Entries taken from a collection:
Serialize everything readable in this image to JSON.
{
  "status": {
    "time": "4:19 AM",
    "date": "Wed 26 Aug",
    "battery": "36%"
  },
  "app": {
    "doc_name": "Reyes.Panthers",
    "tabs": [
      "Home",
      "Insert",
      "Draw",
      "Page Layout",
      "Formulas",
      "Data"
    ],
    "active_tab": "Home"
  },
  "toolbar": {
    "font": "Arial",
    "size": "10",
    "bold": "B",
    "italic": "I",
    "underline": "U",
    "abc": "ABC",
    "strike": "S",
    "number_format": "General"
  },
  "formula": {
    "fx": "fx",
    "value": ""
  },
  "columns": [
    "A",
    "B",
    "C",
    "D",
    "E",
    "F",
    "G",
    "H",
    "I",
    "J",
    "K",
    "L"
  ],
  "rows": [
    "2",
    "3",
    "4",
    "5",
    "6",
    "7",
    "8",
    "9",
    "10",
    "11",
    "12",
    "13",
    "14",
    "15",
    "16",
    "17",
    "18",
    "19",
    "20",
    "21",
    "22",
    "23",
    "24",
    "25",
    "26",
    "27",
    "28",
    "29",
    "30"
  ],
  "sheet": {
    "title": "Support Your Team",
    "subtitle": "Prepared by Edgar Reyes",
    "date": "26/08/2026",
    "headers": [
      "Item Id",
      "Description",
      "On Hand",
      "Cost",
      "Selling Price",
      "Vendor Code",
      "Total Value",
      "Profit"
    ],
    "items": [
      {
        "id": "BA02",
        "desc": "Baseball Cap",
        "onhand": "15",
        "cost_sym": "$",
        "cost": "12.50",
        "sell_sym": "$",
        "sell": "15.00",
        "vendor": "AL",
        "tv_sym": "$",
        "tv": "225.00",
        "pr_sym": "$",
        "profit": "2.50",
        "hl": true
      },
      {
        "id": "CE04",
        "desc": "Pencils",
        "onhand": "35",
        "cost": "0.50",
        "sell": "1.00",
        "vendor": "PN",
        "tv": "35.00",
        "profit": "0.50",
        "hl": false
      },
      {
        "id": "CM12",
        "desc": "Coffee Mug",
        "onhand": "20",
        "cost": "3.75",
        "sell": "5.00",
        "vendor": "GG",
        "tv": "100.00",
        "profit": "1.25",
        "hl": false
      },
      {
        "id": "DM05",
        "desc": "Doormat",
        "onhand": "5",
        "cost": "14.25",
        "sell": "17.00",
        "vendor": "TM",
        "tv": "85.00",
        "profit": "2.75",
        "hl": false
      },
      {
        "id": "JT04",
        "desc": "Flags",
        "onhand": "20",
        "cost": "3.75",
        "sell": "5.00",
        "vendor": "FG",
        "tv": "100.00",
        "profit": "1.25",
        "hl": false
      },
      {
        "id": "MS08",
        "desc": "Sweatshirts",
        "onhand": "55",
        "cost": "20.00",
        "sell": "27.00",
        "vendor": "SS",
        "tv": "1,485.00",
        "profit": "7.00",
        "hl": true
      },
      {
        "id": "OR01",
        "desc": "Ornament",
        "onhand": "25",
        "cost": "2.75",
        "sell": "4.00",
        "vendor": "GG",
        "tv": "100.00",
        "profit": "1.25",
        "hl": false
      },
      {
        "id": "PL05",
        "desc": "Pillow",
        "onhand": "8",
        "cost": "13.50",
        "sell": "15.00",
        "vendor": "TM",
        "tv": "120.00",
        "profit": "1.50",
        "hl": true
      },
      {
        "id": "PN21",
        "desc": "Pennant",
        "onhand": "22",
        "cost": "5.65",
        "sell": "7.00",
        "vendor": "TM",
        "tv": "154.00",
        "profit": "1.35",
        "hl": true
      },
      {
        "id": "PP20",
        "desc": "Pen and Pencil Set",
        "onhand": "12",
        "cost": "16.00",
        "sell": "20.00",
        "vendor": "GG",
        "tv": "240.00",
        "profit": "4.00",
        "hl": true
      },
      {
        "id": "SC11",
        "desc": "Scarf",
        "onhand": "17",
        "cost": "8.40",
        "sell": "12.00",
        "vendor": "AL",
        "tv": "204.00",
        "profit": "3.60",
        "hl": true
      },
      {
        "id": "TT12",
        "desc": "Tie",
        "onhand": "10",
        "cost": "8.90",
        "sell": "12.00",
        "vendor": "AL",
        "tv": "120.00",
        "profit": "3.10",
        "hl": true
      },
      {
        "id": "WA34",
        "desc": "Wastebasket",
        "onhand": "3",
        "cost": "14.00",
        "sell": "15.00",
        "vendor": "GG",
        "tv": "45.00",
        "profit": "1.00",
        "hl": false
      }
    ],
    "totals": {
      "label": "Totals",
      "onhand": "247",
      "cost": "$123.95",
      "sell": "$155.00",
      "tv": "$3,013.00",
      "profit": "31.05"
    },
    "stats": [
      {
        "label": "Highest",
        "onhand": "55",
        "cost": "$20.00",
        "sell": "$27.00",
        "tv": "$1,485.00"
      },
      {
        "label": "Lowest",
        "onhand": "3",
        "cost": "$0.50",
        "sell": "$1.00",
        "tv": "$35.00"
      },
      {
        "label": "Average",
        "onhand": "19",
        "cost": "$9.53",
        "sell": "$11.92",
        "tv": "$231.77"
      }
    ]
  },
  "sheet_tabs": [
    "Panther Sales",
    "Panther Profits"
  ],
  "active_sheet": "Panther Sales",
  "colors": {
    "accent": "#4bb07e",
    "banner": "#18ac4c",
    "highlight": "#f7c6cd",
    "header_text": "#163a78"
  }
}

What is required: Would you reproduce all the entries exactly?

Result of this task:
Serialize everything readable in this image to JSON.
{
  "status": {
    "time": "4:19 AM",
    "date": "Wed 26 Aug",
    "battery": "36%"
  },
  "app": {
    "doc_name": "Reyes.Panthers",
    "tabs": [
      "Home",
      "Insert",
      "Draw",
      "Page Layout",
      "Formulas",
      "Data"
    ],
    "active_tab": "Home"
  },
  "toolbar": {
    "font": "Arial",
    "size": "10",
    "bold": "B",
    "italic": "I",
    "underline": "U",
    "abc": "ABC",
    "strike": "S",
    "number_format": "General"
  },
  "formula": {
    "fx": "fx",
    "value": ""
  },
  "columns": [
    "A",
    "B",
    "C",
    "D",
    "E",
    "F",
    "G",
    "H",
    "I",
    "J",
    "K",
    "L"
  ],
  "rows": [
    "2",
    "3",
    "4",
    "5",
    "6",
    "7",
    "8",
    "9",
    "10",
    "11",
    "12",
    "13",
    "14",
    "15",
    "16",
    "17",
    "18",
    "19",
    "20",
    "21",
    "22",
    "23",
    "24",
    "25",
    "26",
    "27",
    "28",
    "29",
    "30"
  ],
  "sheet": {
    "title": "Support Your Team",
    "subtitle": "Prepared by Edgar Reyes",
    "date": "26/08/2026",
    "headers": [
      "Item Id",
      "Description",
      "On Hand",
      "Cost",
      "Selling Price",
      "Vendor Code",
      "Total Value",
      "Profit"
    ],
    "items": [
      {
        "id": "BA02",
        "desc": "Baseball Cap",
        "onhand": "15",
        "cost_sym": "$",
        "cost": "12.50",
        "sell_sym": "$",
        "sell": "15.00",
        "vendor": "AL",
        "tv_sym": "$",
        "tv": "225.00",
        "pr_sym": "$",
        "profit": "2.50",
        "hl": true
      },
      {
        "id": "CE04",
        "desc": "Pencils",
        "onhand": "35",
        "cost": "0.50",
        "sell": "1.00",
        "vendor": "PN",
        "tv": "35.00",
        "profit": "0.50",
        "hl": false
      },
      {
        "id": "CM12",
        "desc": "Coffee Mug",
        "onhand": "20",
        "cost": "3.75",
        "sell": "5.00",
        "vendor": "GG",
        "tv": "100.00",
        "profit": "1.25",
        "hl": false
      },
      {
        "id": "DM05",
        "desc": "Doormat",
        "onhand": "5",
        "cost": "14.25",
        "sell": "17.00",
        "vendor": "TM",
        "tv": "85.00",
        "profit": "2.75",
        "hl": false
      },
      {
        "id": "JT04",
        "desc": "Flags",
        "onhand": "20",
        "cost": "3.75",
        "sell": "5.00",
        "vendor": "FG",
        "tv": "100.00",
        "profit": "1.25",
        "hl": false
      },
      {
        "id": "MS08",
        "desc": "Sweatshirts",
        "onhand": "55",
        "cost": "20.00",
        "sell": "27.00",
        "vendor": "SS",
        "tv": "1,485.00",
        "profit": "7.00",
        "hl": true
      },
      {
        "id": "OR01",
        "desc": "Ornament",
        "onhand": "25",
        "cost": "2.75",
        "sell": "4.00",
        "vendor": "GG",
        "tv": "100.00",
        "profit": "1.25",
        "hl": false
      },
      {
        "id": "PL05",
        "desc": "Pillow",
        "onhand": "8",
        "cost": "13.50",
        "sell": "15.00",
        "vendor": "TM",
        "tv": "120.00",
        "profit": "1.50",
        "hl": true
      },
      {
        "id": "PN21",
        "desc": "Pennant",
        "onhand": "22",
        "cost": "5.65",
        "sell": "7.00",
        "vendor": "TM",
        "tv": "154.00",
        "profit": "1.35",
        "hl": true
      },
      {
        "id": "PP20",
        "desc": "Pen and Pencil Set",
        "onhand": "12",
        "cost": "16.00",
        "sell": "20.00",
        "vendor": "GG",
        "tv": "240.00",
        "profit": "4.00",
        "hl": true
      },
      {
        "id": "SC11",
        "desc": "Scarf",
        "onhand": "17",
        "cost": "8.40",
        "sell": "12.00",
        "vendor": "AL",
        "tv": "204.00",
        "profit": "3.60",
        "hl": true
      },
      {
        "id": "TT12",
        "desc": "Tie",
        "onhand": "10",
        "cost": "8.90",
        "sell": "12.00",
        "vendor": "AL",
        "tv": "120.00",
        "profit": "3.10",
        "hl": true
      },
      {
        "id": "WA34",
        "desc": "Wastebasket",
        "onhand": "3",
        "cost": "14.00",
        "sell": "15.00",
        "vendor": "GG",
        "tv": "45.00",
        "profit": "1.00",
        "hl": false
      }
    ],
    "totals": {
      "label": "Totals",
      "onhand": "247",
      "cost": "$123.95",
      "sell": "$155.00",
      "tv": "$3,013.00",
      "profit": "31.05"
    },
    "stats": [
      {
        "label": "Highest",
        "onhand": "55",
        "cost": "$20.00",
        "sell": "$27.00",
        "tv": "$1,485.00"
      },
      {
        "label": "Lowest",
        "onhand": "3",
        "cost": "$0.50",
        "sell": "$1.00",
        "tv": "$35.00"
      },
      {
        "label": "Average",
        "onhand": "19",
        "cost": "$9.53",
        "sell": "$11.92",
        "tv": "$231.77"
      }
    ]
  },
  "sheet_tabs": [
    "Panther Sales",
    "Panther Profits"
  ],
  "active_sheet": "Panther Sales",
  "colors": {
    "accent": "#4bb07e",
    "banner": "#18ac4c",
    "highlight": "#f7c6cd",
    "header_text": "#163a78"
  }
}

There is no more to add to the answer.